_DATA SHOWN:_
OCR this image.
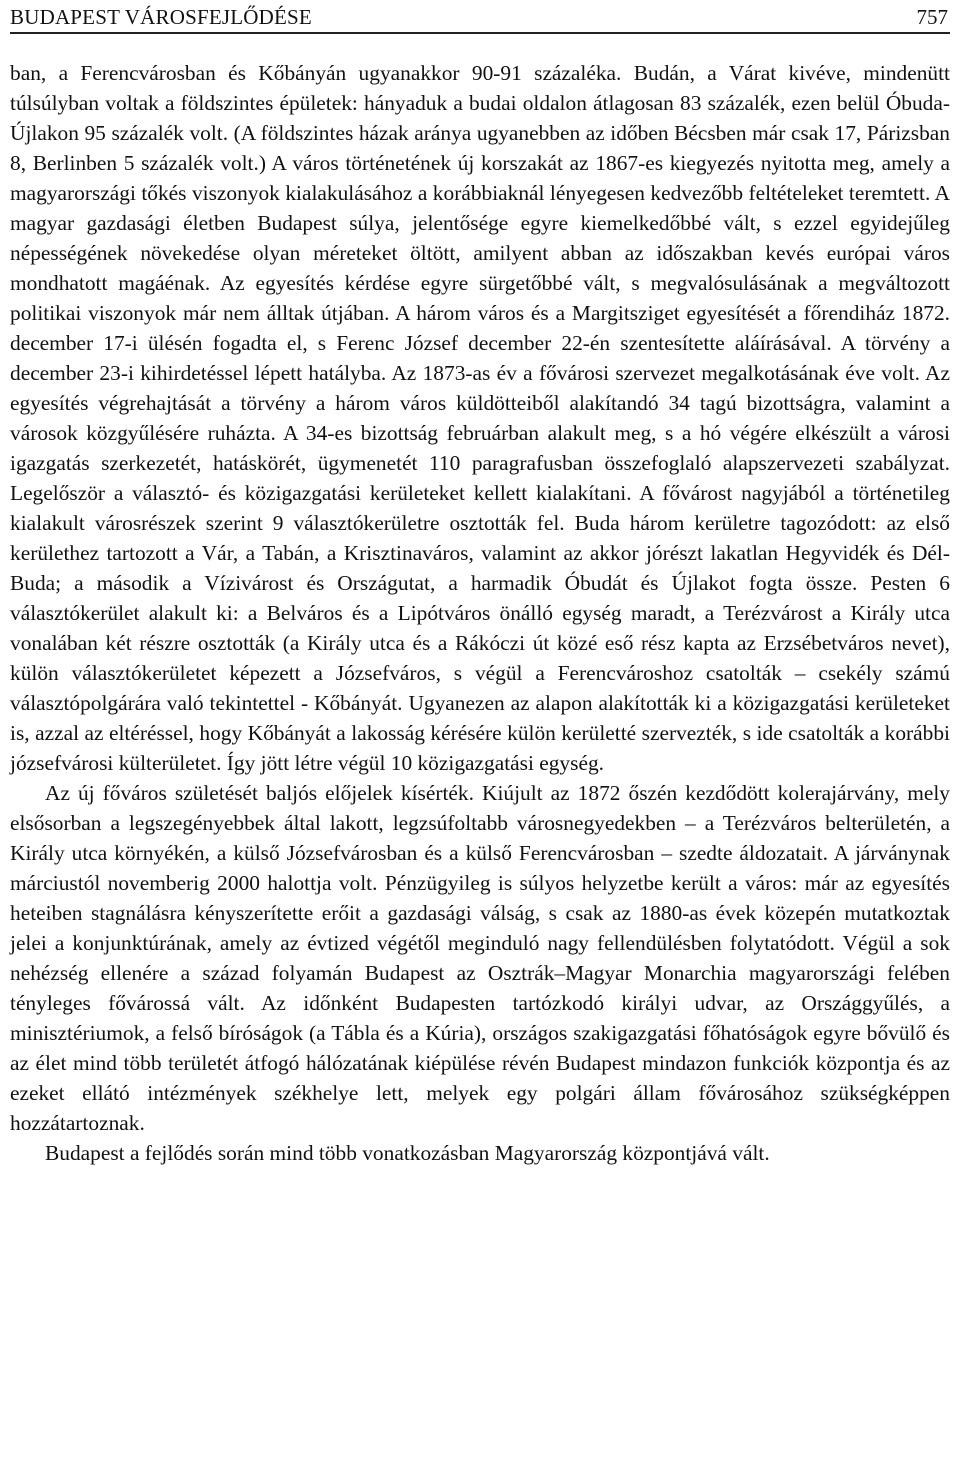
BUDAPEST VÁROSFEJLŐDÉSE	757

ban, a Ferencvárosban és Kőbányán ugyanakkor 90-91 százaléka. Budán, a Várat kivéve, mindenütt túlsúlyban voltak a földszintes épületek: hányaduk a budai oldalon átlagosan 83 százalék, ezen belül Óbuda-Újlakon 95 százalék volt. (A földszintes házak aránya ugyanebben az időben Bécsben már csak 17, Párizsban 8, Berlinben 5 százalék volt.) A város történetének új korszakát az 1867-es kiegyezés nyitotta meg, amely a magyarországi tőkés viszonyok kialakulásához a korábbiaknál lényegesen kedvezőbb feltételeket teremtett. A magyar gazdasági életben Budapest súlya, jelentősége egyre kiemelkedőbbé vált, s ezzel egyidejűleg népességének növekedése olyan méreteket öltött, amilyent abban az időszakban kevés európai város mondhatott magáénak. Az egyesítés kérdése egyre sürgetőbbé vált, s megvalósulásának a megváltozott politikai viszonyok már nem álltak útjában. A három város és a Margitsziget egyesítését a főrendiház 1872. december 17-i ülésén fogadta el, s Ferenc József december 22-én szentesítette aláírásával. A törvény a december 23-i kihirdetéssel lépett hatályba. Az 1873-as év a fővárosi szervezet megalkotásának éve volt. Az egyesítés végrehajtását a törvény a három város küldötteiből alakítandó 34 tagú bizottságra, valamint a városok közgyűlésére ruházta. A 34-es bizottság februárban alakult meg, s a hó végére elkészült a városi igazgatás szerkezetét, hatáskörét, ügymenetét 110 paragrafusban összefoglaló alapszervezeti szabályzat. Legelőször a választó- és közigazgatási kerületeket kellett kialakítani. A fővárost nagyjából a történetileg kialakult városrészek szerint 9 választókerületre osztották fel. Buda három kerületre tagozódott: az első kerülethez tartozott a Vár, a Tabán, a Krisztinaváros, valamint az akkor jórészt lakatlan Hegyvidék és Dél-Buda; a második a Vízivárost és Országutat, a harmadik Óbudát és Újlakot fogta össze. Pesten 6 választókerület alakult ki: a Belváros és a Lipótváros önálló egység maradt, a Terézvárost a Király utca vonalában két részre osztották (a Király utca és a Rákóczi út közé eső rész kapta az Erzsébetváros nevet), külön választókerületet képezett a Józsefváros, s végül a Ferencvároshoz csatolták – csekély számú választópolgárára való tekintettel - Kőbányát. Ugyanezen az alapon alakították ki a közigazgatási kerületeket is, azzal az eltéréssel, hogy Kőbányát a lakosság kérésére külön kerületté szervezték, s ide csatolták a korábbi józsefvárosi külterületet. Így jött létre végül 10 közigazgatási egység.

Az új főváros születését baljós előjelek kísérték. Kiújult az 1872 őszén kezdődött kolerajárvány, mely elsősorban a legszegényebbek által lakott, legzsúfoltabb városnegyedekben – a Terézváros belterületén, a Király utca környékén, a külső Józsefvárosban és a külső Ferencvárosban – szedte áldozatait. A járványnak márciustól novemberig 2000 halottja volt. Pénzügyileg is súlyos helyzetbe került a város: már az egyesítés heteiben stagnálásra kényszerítette erőit a gazdasági válság, s csak az 1880-as évek közepén mutatkoztak jelei a konjunktúrának, amely az évtized végétől meginduló nagy fellendülésben folytatódott. Végül a sok nehézség ellenére a század folyamán Budapest az Osztrák–Magyar Monarchia magyarországi felében tényleges fővárossá vált. Az időnként Budapesten tartózkodó királyi udvar, az Országgyűlés, a minisztériumok, a felső bíróságok (a Tábla és a Kúria), országos szakigazgatási főhatóságok egyre bővülő és az élet mind több területét átfogó hálózatának kiépülése révén Budapest mindazon funkciók központja és az ezeket ellátó intézmények székhelye lett, melyek egy polgári állam fővárosához szükségképpen hozzátartoznak.

Budapest a fejlődés során mind több vonatkozásban Magyarország központjává vált.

_WHAT THE TASK REQUIRES:_
Gather from the entries above all lines that include the string "több".

_WORKED ANSWER:_
Az új főváros születését baljós előjelek kísérték. Kiújult az 1872 őszén kezdődött kolerajárvány, mely elsősorban a legszegényebbek által lakott, legzsúfoltabb városnegyedekben – a Terézváros belterületén, a Király utca környékén, a külső Józsefvárosban és a külső Ferencvárosban – szedte áldozatait. A járványnak márciustól novemberig 2000 halottja volt. Pénzügyileg is súlyos helyzetbe került a város: már az egyesítés heteiben stagnálásra kényszerítette erőit a gazdasági válság, s csak az 1880-as évek közepén mutatkoztak jelei a konjunktúrának, amely az évtized végétől meginduló nagy fellendülésben folytatódott. Végül a sok nehézség ellenére a század folyamán Budapest az Osztrák–Magyar Monarchia magyarországi felében tényleges fővárossá vált. Az időnként Budapesten tartózkodó királyi udvar, az Országgyűlés, a minisztériumok, a felső bíróságok (a Tábla és a Kúria), országos szakigazgatási főhatóságok egyre bővülő és az élet mind több területét átfogó hálózatának kiépülése révén Budapest mindazon funkciók központja és az ezeket ellátó intézmények székhelye lett, melyek egy polgári állam fővárosához szükségképpen hozzátartoznak.
Budapest a fejlődés során mind több vonatkozásban Magyarország központjává vált.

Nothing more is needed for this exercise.